Task requirements: Of all the lines in the data below, how many contain "color"? Report that number alone.

Source material:
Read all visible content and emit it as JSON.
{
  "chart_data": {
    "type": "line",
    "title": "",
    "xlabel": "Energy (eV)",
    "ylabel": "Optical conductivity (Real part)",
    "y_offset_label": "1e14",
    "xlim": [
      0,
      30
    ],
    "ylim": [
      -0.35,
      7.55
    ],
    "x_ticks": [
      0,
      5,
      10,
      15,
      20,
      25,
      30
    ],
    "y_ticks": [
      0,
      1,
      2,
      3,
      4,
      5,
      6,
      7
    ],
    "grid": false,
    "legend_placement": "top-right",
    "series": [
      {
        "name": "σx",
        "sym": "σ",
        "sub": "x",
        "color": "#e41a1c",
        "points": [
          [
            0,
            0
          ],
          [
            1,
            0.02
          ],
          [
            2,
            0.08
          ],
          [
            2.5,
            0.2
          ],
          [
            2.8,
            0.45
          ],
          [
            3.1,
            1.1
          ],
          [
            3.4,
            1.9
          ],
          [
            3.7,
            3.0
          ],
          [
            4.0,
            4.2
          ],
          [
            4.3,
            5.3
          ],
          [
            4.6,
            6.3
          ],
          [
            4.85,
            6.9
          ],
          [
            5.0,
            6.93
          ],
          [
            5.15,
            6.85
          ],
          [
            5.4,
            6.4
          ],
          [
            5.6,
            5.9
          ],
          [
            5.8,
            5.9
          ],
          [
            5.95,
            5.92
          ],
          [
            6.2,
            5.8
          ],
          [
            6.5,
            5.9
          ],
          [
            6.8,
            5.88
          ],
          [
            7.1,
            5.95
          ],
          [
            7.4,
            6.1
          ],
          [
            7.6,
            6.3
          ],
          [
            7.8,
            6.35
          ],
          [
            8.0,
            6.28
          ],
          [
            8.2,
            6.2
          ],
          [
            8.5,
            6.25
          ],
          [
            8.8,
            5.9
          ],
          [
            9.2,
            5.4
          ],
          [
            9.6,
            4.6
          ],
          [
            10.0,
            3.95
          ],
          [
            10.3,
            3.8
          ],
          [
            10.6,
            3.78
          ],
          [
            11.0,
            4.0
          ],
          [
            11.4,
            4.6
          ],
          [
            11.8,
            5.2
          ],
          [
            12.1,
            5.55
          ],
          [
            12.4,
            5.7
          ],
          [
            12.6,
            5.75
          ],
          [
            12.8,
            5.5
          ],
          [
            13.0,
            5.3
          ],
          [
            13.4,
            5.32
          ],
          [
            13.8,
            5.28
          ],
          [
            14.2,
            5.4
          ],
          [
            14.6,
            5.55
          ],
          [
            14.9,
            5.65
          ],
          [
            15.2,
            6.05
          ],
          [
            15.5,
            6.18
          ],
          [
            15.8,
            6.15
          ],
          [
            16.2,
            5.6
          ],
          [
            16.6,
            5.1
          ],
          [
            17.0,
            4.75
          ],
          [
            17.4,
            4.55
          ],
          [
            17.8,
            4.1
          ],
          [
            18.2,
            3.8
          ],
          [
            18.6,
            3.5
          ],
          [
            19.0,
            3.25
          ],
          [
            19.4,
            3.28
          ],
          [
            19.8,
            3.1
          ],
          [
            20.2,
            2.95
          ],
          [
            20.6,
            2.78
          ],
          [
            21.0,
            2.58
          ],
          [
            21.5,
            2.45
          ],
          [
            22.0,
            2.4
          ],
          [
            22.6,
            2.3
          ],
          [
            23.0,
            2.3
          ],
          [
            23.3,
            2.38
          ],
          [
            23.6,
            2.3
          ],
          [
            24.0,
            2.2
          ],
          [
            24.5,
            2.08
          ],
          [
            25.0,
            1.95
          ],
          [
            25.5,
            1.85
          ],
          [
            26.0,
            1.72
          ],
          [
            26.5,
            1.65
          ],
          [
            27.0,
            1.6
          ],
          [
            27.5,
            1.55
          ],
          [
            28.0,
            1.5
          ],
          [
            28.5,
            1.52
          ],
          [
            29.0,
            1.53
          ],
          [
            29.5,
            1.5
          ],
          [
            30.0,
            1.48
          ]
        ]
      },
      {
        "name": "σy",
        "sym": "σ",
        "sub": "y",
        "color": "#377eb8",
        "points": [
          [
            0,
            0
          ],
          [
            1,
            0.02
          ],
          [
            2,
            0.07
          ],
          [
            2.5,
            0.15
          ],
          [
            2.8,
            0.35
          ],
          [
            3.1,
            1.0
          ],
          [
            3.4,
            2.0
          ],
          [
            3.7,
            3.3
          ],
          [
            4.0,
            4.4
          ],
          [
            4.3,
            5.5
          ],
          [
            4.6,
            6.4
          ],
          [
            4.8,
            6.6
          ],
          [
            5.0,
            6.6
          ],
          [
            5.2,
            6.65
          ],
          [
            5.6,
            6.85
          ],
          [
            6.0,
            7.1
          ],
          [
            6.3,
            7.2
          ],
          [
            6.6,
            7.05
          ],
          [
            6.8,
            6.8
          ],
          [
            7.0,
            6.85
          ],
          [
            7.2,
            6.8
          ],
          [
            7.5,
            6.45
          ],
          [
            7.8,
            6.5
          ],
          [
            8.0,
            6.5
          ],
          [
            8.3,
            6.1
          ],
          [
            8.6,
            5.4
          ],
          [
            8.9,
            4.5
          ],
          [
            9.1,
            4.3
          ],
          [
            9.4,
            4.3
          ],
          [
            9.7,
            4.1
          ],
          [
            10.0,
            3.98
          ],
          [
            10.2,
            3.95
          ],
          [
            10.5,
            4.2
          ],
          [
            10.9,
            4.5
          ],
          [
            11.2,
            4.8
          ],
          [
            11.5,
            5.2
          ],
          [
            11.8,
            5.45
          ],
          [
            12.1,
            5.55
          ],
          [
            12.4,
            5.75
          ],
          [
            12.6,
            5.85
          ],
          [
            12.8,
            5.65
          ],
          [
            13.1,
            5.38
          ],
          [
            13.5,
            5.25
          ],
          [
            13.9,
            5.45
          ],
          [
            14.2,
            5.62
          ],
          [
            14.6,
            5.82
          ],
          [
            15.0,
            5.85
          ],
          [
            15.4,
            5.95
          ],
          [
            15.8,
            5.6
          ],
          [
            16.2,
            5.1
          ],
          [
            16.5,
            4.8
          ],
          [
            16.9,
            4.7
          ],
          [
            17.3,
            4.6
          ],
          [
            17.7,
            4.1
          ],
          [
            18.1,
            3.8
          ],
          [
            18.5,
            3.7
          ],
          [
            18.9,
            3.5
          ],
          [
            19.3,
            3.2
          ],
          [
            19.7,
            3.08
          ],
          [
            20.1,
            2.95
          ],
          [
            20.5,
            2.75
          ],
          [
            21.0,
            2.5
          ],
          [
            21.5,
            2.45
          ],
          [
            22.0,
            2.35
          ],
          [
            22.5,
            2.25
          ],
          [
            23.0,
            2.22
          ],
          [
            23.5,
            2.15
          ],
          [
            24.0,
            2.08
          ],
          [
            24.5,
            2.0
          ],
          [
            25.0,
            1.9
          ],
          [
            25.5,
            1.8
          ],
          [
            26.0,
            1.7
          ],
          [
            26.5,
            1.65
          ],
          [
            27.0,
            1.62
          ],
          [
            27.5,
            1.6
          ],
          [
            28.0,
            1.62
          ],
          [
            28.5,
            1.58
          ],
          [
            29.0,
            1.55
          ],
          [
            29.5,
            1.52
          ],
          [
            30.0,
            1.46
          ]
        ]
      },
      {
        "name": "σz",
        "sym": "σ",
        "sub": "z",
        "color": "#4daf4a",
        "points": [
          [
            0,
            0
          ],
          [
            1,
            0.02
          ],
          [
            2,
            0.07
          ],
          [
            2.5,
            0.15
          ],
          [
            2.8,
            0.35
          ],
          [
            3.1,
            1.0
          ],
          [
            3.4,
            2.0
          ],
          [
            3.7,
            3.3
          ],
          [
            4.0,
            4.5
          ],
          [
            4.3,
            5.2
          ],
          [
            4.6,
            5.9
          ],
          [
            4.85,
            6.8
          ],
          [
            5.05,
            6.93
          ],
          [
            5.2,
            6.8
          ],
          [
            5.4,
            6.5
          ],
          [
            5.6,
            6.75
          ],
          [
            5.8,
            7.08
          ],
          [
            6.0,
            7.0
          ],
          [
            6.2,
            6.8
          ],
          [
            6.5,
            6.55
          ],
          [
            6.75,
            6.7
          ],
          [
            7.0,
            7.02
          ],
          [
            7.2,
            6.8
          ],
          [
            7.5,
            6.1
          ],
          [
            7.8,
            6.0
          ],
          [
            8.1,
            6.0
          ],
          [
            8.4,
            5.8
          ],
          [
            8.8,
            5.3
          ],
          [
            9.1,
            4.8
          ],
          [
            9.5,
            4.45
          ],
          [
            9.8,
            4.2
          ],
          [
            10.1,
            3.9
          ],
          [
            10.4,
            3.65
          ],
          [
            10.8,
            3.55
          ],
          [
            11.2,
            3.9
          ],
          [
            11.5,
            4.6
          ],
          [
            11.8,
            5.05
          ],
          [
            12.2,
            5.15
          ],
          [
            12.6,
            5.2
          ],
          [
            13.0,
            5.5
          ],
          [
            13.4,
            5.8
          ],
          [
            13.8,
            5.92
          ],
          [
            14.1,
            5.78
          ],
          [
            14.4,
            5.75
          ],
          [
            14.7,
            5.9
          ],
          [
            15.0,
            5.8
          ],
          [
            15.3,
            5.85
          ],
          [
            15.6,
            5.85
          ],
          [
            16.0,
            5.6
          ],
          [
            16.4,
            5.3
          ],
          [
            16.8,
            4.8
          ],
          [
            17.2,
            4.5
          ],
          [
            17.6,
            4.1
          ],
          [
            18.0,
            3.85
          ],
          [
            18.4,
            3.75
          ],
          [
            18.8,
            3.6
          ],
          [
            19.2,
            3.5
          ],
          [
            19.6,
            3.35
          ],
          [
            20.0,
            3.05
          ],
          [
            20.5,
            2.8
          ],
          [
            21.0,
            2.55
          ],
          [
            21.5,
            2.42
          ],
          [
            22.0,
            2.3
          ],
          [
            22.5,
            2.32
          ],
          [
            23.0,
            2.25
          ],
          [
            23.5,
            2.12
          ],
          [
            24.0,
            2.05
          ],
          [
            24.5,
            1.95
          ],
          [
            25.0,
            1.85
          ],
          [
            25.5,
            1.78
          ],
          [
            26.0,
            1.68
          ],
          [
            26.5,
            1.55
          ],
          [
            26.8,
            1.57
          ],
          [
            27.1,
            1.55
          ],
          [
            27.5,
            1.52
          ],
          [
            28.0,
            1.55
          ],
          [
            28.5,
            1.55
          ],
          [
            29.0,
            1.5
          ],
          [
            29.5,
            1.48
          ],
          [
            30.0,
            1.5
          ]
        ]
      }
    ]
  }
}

Exercise solution: 3